Scan the lines below; pull out those with "have".
** BEGIN Supplied material **
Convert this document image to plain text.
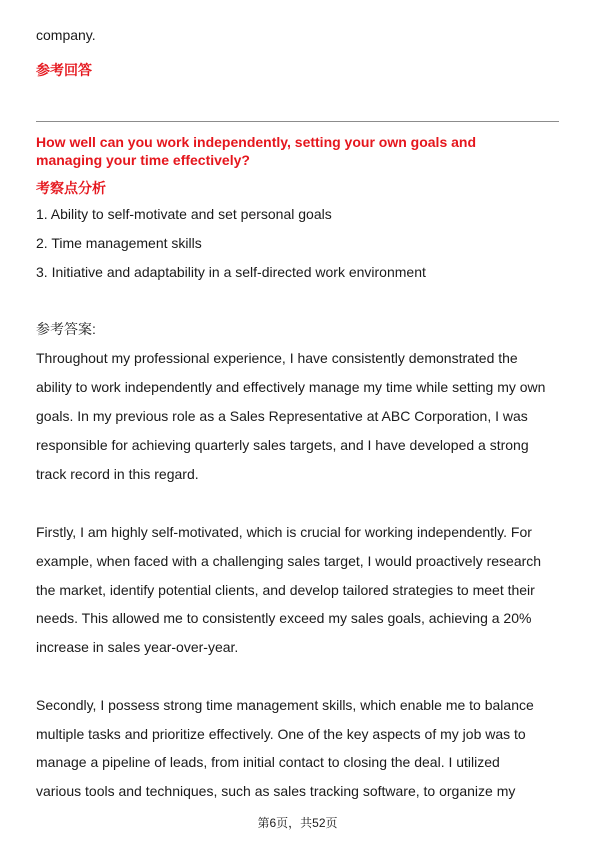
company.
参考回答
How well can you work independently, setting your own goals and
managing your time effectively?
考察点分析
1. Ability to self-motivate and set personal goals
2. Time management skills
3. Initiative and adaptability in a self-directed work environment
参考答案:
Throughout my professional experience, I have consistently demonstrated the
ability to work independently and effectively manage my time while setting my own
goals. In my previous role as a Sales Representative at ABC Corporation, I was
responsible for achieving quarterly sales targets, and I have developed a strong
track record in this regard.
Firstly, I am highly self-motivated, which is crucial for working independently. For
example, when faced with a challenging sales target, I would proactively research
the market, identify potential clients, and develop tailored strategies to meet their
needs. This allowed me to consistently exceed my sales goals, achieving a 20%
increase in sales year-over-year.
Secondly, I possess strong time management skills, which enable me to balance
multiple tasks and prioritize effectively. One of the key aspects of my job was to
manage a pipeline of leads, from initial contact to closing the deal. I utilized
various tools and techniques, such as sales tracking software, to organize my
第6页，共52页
** END Supplied material **
Exercise answer
Throughout my professional experience, I have consistently demonstrated the
responsible for achieving quarterly sales targets, and I have developed a strong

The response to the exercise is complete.